_CONJUNTO DE TAREAS_
a – Según el artículo sobre MegaUpload, ¿por qué tres cosas no es justo pagar? Enuméralas.
b – Prosigue el artículo sobre MegaUpload a partir de su última oración.

_FRAGMENTO DEL TEXTO_
22 ene. 2012

MegaUpload y la ley seca

Ya que nadie me pregunta: nunca me gustó MegaUpload.

Hasta esta semana no tenía ni idea del aspecto físico que tenía su fundador y me parece mal que surjan los comentarios del tipo "es una mezcla de mafioso del este y friki de la informática". No me gusta que se metan con él por su aspecto ni por su modo de vida disipado ni por su mansión de varios cuerpos. Al fin y al cabo, ¿no es el sueño de muchos el vivir así? (el mío no, ya te lo digo: tener mucho dinero sí, pero lo gastaría en otras cosas).

Volviendo a la entradilla: nunca me gustó MegaUpload. Soy partidario de compartir, soy defensor de la copia privada, soy consciente de que es justo pagar por la obra, o el concepto, pero no por la distribución ni por el soporte ni por el almacenaje. Hay que eliminar intermediarios. Y MegaUpload era uno de ellos.

La industria del entretenimiento (no hablo de la cultura, que eso es otra cosa) tiene que reinventarse. No estamos en los 80. Ya hemos reconvertido otras industrias, ahora les toca al mundo del disco, el libro y las películas, que no hay que confundir con la música, la literatura y el cine.

_Elementos recogidos en un conjunto de datos_
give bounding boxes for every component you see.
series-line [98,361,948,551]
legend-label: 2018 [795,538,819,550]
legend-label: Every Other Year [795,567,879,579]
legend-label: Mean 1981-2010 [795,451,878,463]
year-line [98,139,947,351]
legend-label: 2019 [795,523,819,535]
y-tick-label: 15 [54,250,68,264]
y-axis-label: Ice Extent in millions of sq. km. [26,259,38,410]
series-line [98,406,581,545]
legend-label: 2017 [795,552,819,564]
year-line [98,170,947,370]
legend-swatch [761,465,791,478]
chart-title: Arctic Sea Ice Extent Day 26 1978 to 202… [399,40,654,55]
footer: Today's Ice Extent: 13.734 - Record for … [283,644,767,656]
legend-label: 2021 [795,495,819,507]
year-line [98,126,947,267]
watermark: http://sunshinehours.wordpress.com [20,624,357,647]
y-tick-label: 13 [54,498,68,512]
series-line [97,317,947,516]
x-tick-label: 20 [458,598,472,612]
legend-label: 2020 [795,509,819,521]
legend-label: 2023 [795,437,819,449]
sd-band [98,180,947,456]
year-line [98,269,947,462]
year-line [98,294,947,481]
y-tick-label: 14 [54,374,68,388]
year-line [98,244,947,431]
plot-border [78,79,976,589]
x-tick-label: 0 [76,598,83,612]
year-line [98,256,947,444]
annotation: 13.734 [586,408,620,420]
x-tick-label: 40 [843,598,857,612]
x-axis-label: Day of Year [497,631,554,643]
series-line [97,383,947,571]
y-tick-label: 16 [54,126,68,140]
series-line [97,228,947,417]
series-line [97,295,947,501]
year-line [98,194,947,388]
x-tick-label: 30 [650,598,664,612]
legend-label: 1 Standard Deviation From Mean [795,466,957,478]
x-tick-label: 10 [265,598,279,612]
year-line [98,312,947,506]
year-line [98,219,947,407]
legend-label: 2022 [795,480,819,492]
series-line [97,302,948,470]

_RESPUESTAS EN ORDEN_
a – La distribución, el soporte y el almacenaje.

b –
El mejor ejemplo que se me ocurre es integrar a MegaUpload con la ley seca estadounidense. Es exactamente lo mismo: se prohibió vender alcohol legalmente y se siguió vendiendo ilegalmente. En esta analogía y no estoy acusando a nadie de nada,  Kim Schmitz sería Al Capone. Hay gente que pagaba una suscripción a MegaUpload para poder bajarse capítulos de series de televisión, discos o películas:

¡Señores de la industria! ¡Hay gente dispuesta a pagar!

¿Por qué entonces se pone todo tan difícil? Esta es una imagen clásica en internet, lo que obtengo si compro y lo que obtengo si me lo prestan (lo que la gente llama "piratear", uso que tampoco me gusta):
Lo que obtengo...
clic para agrandar

En efecto, se le quitan a uno las ganas de comprar. El resultado es que el dinero va a la gente que no se lo merece (como casi siempre).

Si tenemos discos duros multimedia tan baratos en el mercado, televisores con internet, tabletas, móviles inteligentes, lectores de libros electrónicos y cientos de dispositivos donde reproducir contenidos de entretenimiento ¿por qué la industria sigue intentando atarnos a lo físico? ¿Por qué es tan difícil comprar una edición electrónica de cualquier cosa? ¿Veremos el día en que los periódicos regalarán películas en una memoria USB en lugar de en un DVD? O mejor, un enlace para descargártelo en casa. ¿Podré algún día descargarme "Mujeres desesperadas" directamente de la página de la Fox y a un precio razonable?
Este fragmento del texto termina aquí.